** START OF Source material **

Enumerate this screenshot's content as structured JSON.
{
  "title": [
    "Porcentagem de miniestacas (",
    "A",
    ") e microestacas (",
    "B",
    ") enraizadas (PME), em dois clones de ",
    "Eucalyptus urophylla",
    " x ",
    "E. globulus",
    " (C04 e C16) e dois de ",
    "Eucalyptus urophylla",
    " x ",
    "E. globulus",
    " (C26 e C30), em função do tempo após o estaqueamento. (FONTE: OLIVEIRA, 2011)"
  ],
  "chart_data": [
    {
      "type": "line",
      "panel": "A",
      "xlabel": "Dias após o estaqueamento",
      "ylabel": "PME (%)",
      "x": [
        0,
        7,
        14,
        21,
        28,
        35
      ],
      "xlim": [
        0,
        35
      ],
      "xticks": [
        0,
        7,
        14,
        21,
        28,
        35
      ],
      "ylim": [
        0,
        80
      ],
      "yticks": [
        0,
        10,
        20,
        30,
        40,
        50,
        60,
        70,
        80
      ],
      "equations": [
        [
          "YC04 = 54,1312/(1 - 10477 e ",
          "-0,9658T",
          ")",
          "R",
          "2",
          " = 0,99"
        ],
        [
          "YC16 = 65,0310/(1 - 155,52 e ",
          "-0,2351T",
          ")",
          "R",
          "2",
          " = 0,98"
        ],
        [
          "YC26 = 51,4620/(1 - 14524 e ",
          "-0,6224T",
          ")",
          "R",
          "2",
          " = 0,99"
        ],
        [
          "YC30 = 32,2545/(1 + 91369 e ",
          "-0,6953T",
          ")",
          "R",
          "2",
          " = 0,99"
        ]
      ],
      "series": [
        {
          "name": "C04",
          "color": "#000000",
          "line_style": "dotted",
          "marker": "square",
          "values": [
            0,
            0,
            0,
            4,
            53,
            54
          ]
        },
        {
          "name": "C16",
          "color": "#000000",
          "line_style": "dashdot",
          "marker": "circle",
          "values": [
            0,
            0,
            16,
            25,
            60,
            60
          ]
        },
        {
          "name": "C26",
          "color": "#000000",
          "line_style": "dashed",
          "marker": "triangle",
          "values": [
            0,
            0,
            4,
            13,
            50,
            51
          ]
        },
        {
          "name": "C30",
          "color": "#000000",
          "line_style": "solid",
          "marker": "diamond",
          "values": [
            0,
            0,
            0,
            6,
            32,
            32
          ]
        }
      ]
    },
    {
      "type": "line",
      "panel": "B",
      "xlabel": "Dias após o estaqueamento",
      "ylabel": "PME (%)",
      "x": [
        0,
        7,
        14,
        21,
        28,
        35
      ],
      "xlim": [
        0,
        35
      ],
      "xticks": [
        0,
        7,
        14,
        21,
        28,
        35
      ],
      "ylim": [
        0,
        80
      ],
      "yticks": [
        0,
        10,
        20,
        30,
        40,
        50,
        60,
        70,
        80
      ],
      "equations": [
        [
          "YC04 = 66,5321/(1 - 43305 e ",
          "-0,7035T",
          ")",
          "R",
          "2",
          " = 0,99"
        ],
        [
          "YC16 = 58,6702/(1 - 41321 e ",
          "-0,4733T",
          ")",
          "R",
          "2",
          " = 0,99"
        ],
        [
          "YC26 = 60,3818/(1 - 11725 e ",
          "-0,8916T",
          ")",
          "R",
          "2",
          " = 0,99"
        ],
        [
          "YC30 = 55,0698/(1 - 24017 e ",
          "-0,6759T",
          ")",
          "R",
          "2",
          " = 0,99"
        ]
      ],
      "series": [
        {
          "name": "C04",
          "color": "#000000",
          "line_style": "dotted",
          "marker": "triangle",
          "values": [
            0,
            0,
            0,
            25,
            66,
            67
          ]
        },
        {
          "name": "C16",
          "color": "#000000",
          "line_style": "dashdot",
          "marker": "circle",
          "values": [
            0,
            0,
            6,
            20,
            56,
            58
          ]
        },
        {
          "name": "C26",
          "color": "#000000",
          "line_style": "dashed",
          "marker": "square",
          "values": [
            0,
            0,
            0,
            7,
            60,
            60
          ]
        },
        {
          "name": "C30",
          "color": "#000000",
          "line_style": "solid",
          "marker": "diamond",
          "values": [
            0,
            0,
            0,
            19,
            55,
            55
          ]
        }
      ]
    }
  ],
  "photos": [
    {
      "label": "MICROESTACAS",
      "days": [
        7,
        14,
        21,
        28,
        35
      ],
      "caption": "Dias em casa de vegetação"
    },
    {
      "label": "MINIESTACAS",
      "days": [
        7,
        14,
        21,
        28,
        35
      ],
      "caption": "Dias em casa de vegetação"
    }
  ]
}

** END OF Source material **

Goal – Reproduce all the records precisely.

The solution –
Enumerate this screenshot's content as structured JSON.
{
  "title": [
    "Porcentagem de miniestacas (",
    "A",
    ") e microestacas (",
    "B",
    ") enraizadas (PME), em dois clones de ",
    "Eucalyptus urophylla",
    " x ",
    "E. globulus",
    " (C04 e C16) e dois de ",
    "Eucalyptus urophylla",
    " x ",
    "E. globulus",
    " (C26 e C30), em função do tempo após o estaqueamento. (FONTE: OLIVEIRA, 2011)"
  ],
  "chart_data": [
    {
      "type": "line",
      "panel": "A",
      "xlabel": "Dias após o estaqueamento",
      "ylabel": "PME (%)",
      "x": [
        0,
        7,
        14,
        21,
        28,
        35
      ],
      "xlim": [
        0,
        35
      ],
      "xticks": [
        0,
        7,
        14,
        21,
        28,
        35
      ],
      "ylim": [
        0,
        80
      ],
      "yticks": [
        0,
        10,
        20,
        30,
        40,
        50,
        60,
        70,
        80
      ],
      "equations": [
        [
          "YC04 = 54,1312/(1 - 10477 e ",
          "-0,9658T",
          ")",
          "R",
          "2",
          " = 0,99"
        ],
        [
          "YC16 = 65,0310/(1 - 155,52 e ",
          "-0,2351T",
          ")",
          "R",
          "2",
          " = 0,98"
        ],
        [
          "YC26 = 51,4620/(1 - 14524 e ",
          "-0,6224T",
          ")",
          "R",
          "2",
          " = 0,99"
        ],
        [
          "YC30 = 32,2545/(1 + 91369 e ",
          "-0,6953T",
          ")",
          "R",
          "2",
          " = 0,99"
        ]
      ],
      "series": [
        {
          "name": "C04",
          "color": "#000000",
          "line_style": "dotted",
          "marker": "square",
          "values": [
            0,
            0,
            0,
            4,
            53,
            54
          ]
        },
        {
          "name": "C16",
          "color": "#000000",
          "line_style": "dashdot",
          "marker": "circle",
          "values": [
            0,
            0,
            16,
            25,
            60,
            60
          ]
        },
        {
          "name": "C26",
          "color": "#000000",
          "line_style": "dashed",
          "marker": "triangle",
          "values": [
            0,
            0,
            4,
            13,
            50,
            51
          ]
        },
        {
          "name": "C30",
          "color": "#000000",
          "line_style": "solid",
          "marker": "diamond",
          "values": [
            0,
            0,
            0,
            6,
            32,
            32
          ]
        }
      ]
    },
    {
      "type": "line",
      "panel": "B",
      "xlabel": "Dias após o estaqueamento",
      "ylabel": "PME (%)",
      "x": [
        0,
        7,
        14,
        21,
        28,
        35
      ],
      "xlim": [
        0,
        35
      ],
      "xticks": [
        0,
        7,
        14,
        21,
        28,
        35
      ],
      "ylim": [
        0,
        80
      ],
      "yticks": [
        0,
        10,
        20,
        30,
        40,
        50,
        60,
        70,
        80
      ],
      "equations": [
        [
          "YC04 = 66,5321/(1 - 43305 e ",
          "-0,7035T",
          ")",
          "R",
          "2",
          " = 0,99"
        ],
        [
          "YC16 = 58,6702/(1 - 41321 e ",
          "-0,4733T",
          ")",
          "R",
          "2",
          " = 0,99"
        ],
        [
          "YC26 = 60,3818/(1 - 11725 e ",
          "-0,8916T",
          ")",
          "R",
          "2",
          " = 0,99"
        ],
        [
          "YC30 = 55,0698/(1 - 24017 e ",
          "-0,6759T",
          ")",
          "R",
          "2",
          " = 0,99"
        ]
      ],
      "series": [
        {
          "name": "C04",
          "color": "#000000",
          "line_style": "dotted",
          "marker": "triangle",
          "values": [
            0,
            0,
            0,
            25,
            66,
            67
          ]
        },
        {
          "name": "C16",
          "color": "#000000",
          "line_style": "dashdot",
          "marker": "circle",
          "values": [
            0,
            0,
            6,
            20,
            56,
            58
          ]
        },
        {
          "name": "C26",
          "color": "#000000",
          "line_style": "dashed",
          "marker": "square",
          "values": [
            0,
            0,
            0,
            7,
            60,
            60
          ]
        },
        {
          "name": "C30",
          "color": "#000000",
          "line_style": "solid",
          "marker": "diamond",
          "values": [
            0,
            0,
            0,
            19,
            55,
            55
          ]
        }
      ]
    }
  ],
  "photos": [
    {
      "label": "MICROESTACAS",
      "days": [
        7,
        14,
        21,
        28,
        35
      ],
      "caption": "Dias em casa de vegetação"
    },
    {
      "label": "MINIESTACAS",
      "days": [
        7,
        14,
        21,
        28,
        35
      ],
      "caption": "Dias em casa de vegetação"
    }
  ]
}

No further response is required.